Exercise:
Look through the material below. Copy every line with the string "الرسمية" in it.

Data records:
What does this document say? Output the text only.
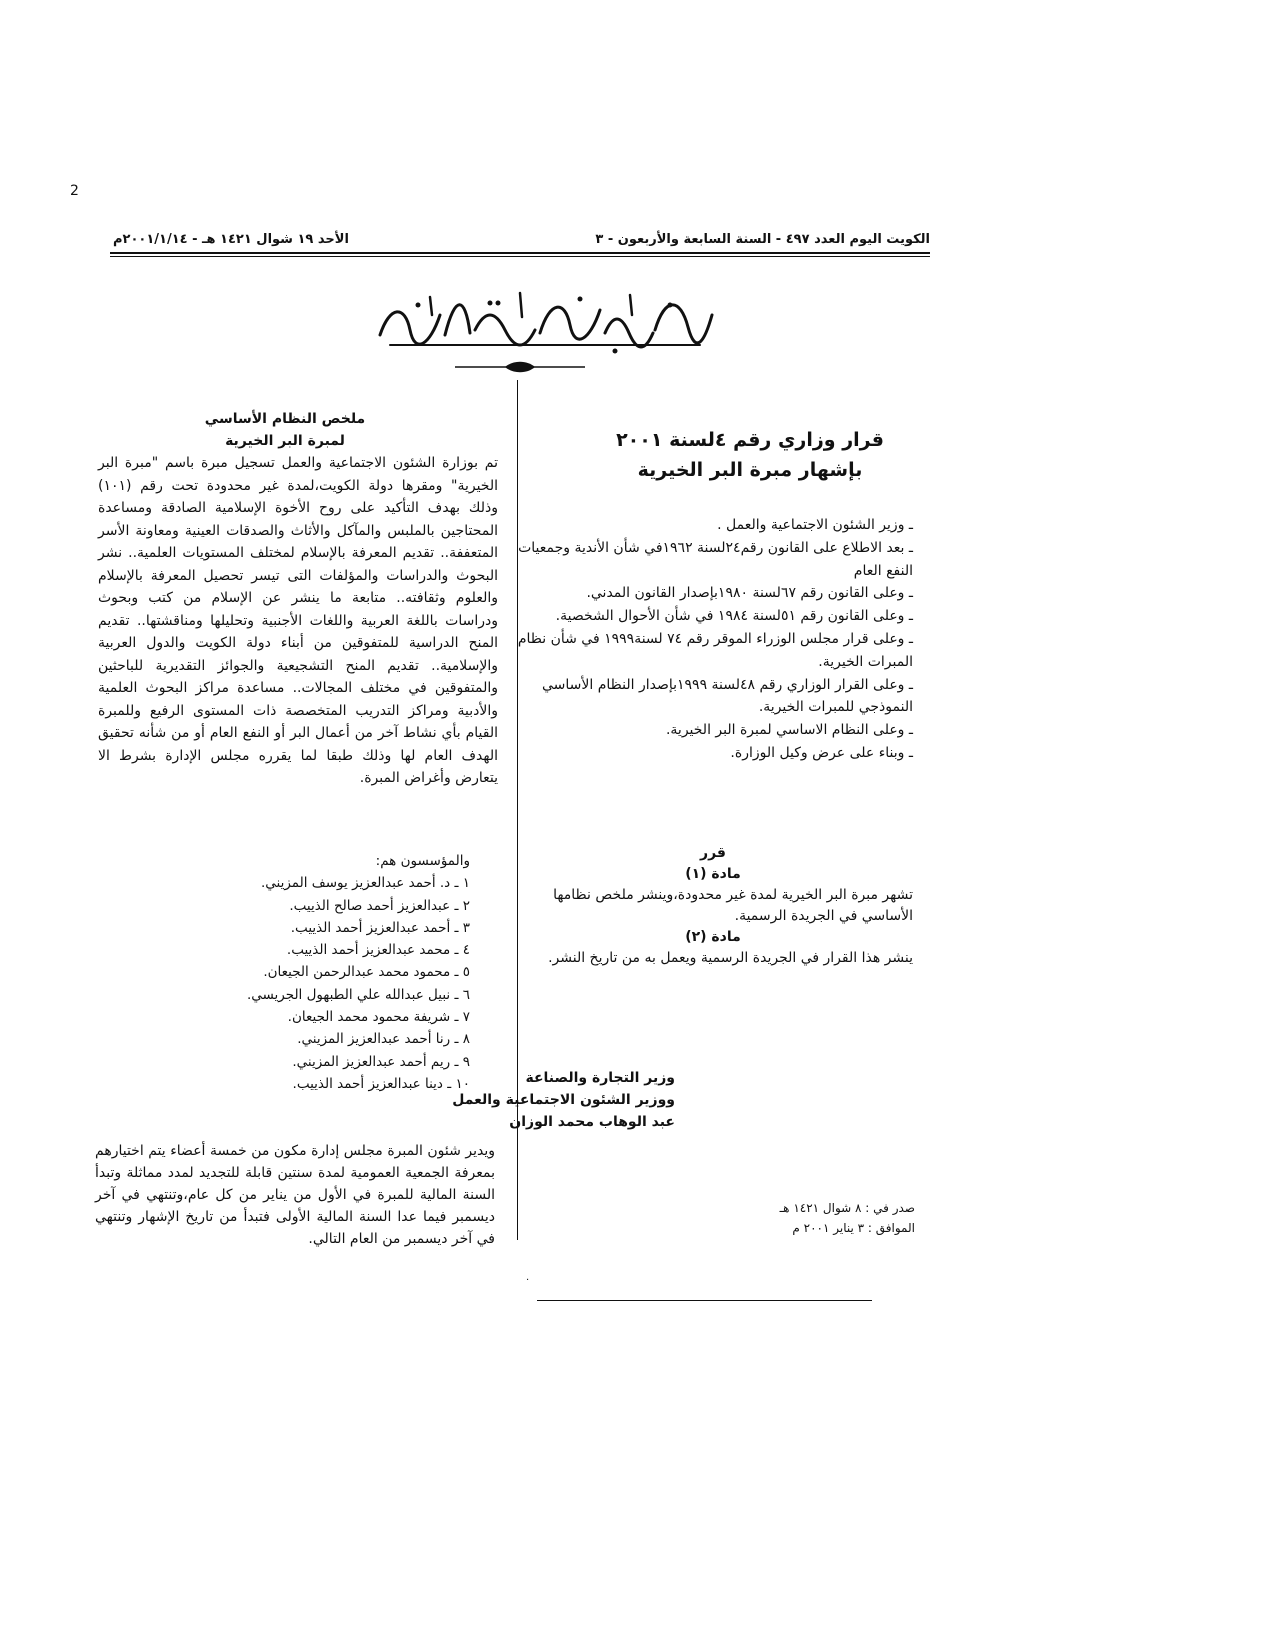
2
الكويت اليوم العدد ٤٩٧ - السنة السابعة والأربعون - ٣
الأحد ١٩ شوال ١٤٢١ هـ - ٢٠٠١/١/١٤م
وزارة الشؤون الاجتماعية والعمل
قرار وزاري رقم ٤لسنة ٢٠٠١
بإشهار مبرة البر الخيرية

ـ وزير الشئون الاجتماعية والعمل .

ـ بعد الاطلاع على القانون رقم٢٤لسنة ١٩٦٢في شأن الأندية وجمعيات النفع العام

ـ وعلى القانون رقم ٦٧لسنة ١٩٨٠بإصدار القانون المدني.

ـ وعلى القانون رقم ٥١لسنة ١٩٨٤ في شأن الأحوال الشخصية.

ـ وعلى قرار مجلس الوزراء الموقر رقم ٧٤ لسنة١٩٩٩ في شأن نظام المبرات الخيرية.

ـ وعلى القرار الوزاري رقم ٤٨لسنة ١٩٩٩بإصدار النظام الأساسي النموذجي للمبرات الخيرية.

ـ وعلى النظام الاساسي لمبرة البر الخيرية.

ـ وبناء على عرض وكيل الوزارة.

قرر

مادة (١)

تشهر مبرة البر الخيرية لمدة غير محدودة،وينشر ملخص نظامها الأساسي في الجريدة الرسمية.

مادة (٢)

ينشر هذا القرار في الجريدة الرسمية ويعمل به من تاريخ النشر.

وزير التجارة والصناعة
ووزير الشئون الاجتماعية والعمل
عبد الوهاب محمد الوزان
صدر في : ٨ شوال ١٤٢١ هـ
الموافق : ٣ يناير ٢٠٠١ م
·
ملخص النظام الأساسي
لمبرة البر الخيرية
تم بوزارة الشئون الاجتماعية والعمل تسجيل مبرة باسم "مبرة البر الخيرية" ومقرها دولة الكويت،لمدة غير محدودة تحت رقم (١٠١) وذلك بهدف التأكيد على روح الأخوة الإسلامية الصادقة ومساعدة المحتاجين بالملبس والمآكل والأثاث والصدقات العينية ومعاونة الأسر المتعففة.. تقديم المعرفة بالإسلام لمختلف المستويات العلمية.. نشر البحوث والدراسات والمؤلفات التى تيسر تحصيل المعرفة بالإسلام والعلوم وثقافته.. متابعة ما ينشر عن الإسلام من كتب وبحوث ودراسات باللغة العربية واللغات الأجنبية وتحليلها ومناقشتها.. تقديم المنح الدراسية للمتفوقين من أبناء دولة الكويت والدول العربية والإسلامية.. تقديم المنح التشجيعية والجوائز التقديرية للباحثين والمتفوقين في مختلف المجالات.. مساعدة مراكز البحوث العلمية والأدبية ومراكز التدريب المتخصصة ذات المستوى الرفيع وللمبرة القيام بأي نشاط آخر من أعمال البر أو النفع العام أو من شأنه تحقيق الهدف العام لها وذلك طبقا لما يقرره مجلس الإدارة بشرط الا يتعارض وأغراض المبرة.
والمؤسسون هم:
١ ـ د. أحمد عبدالعزيز يوسف المزيني.
٢ ـ عبدالعزيز أحمد صالح الذييب.
٣ ـ أحمد عبدالعزيز أحمد الذييب.
٤ ـ محمد عبدالعزيز أحمد الذييب.
٥ ـ محمود محمد عبدالرحمن الجيعان.
٦ ـ نبيل عبدالله علي الطبهول الجريسي.
٧ ـ شريفة محمود محمد الجيعان.
٨ ـ رنا أحمد عبدالعزيز المزيني.
٩ ـ ريم أحمد عبدالعزيز المزيني.
١٠ ـ دينا عبدالعزيز أحمد الذييب.
ويدير شئون المبرة مجلس إدارة مكون من خمسة أعضاء يتم اختيارهم بمعرفة الجمعية العمومية لمدة سنتين قابلة للتجديد لمدد مماثلة وتبدأ السنة المالية للمبرة في الأول من يناير من كل عام،وتنتهي في آخر ديسمبر فيما عدا السنة المالية الأولى فتبدأ من تاريخ الإشهار وتنتهي في آخر ديسمبر من العام التالي.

Full response:
تشهر مبرة البر الخيرية لمدة غير محدودة،وينشر ملخص نظامها الأساسي في الجريدة الرسمية.
ينشر هذا القرار في الجريدة الرسمية ويعمل به من تاريخ النشر.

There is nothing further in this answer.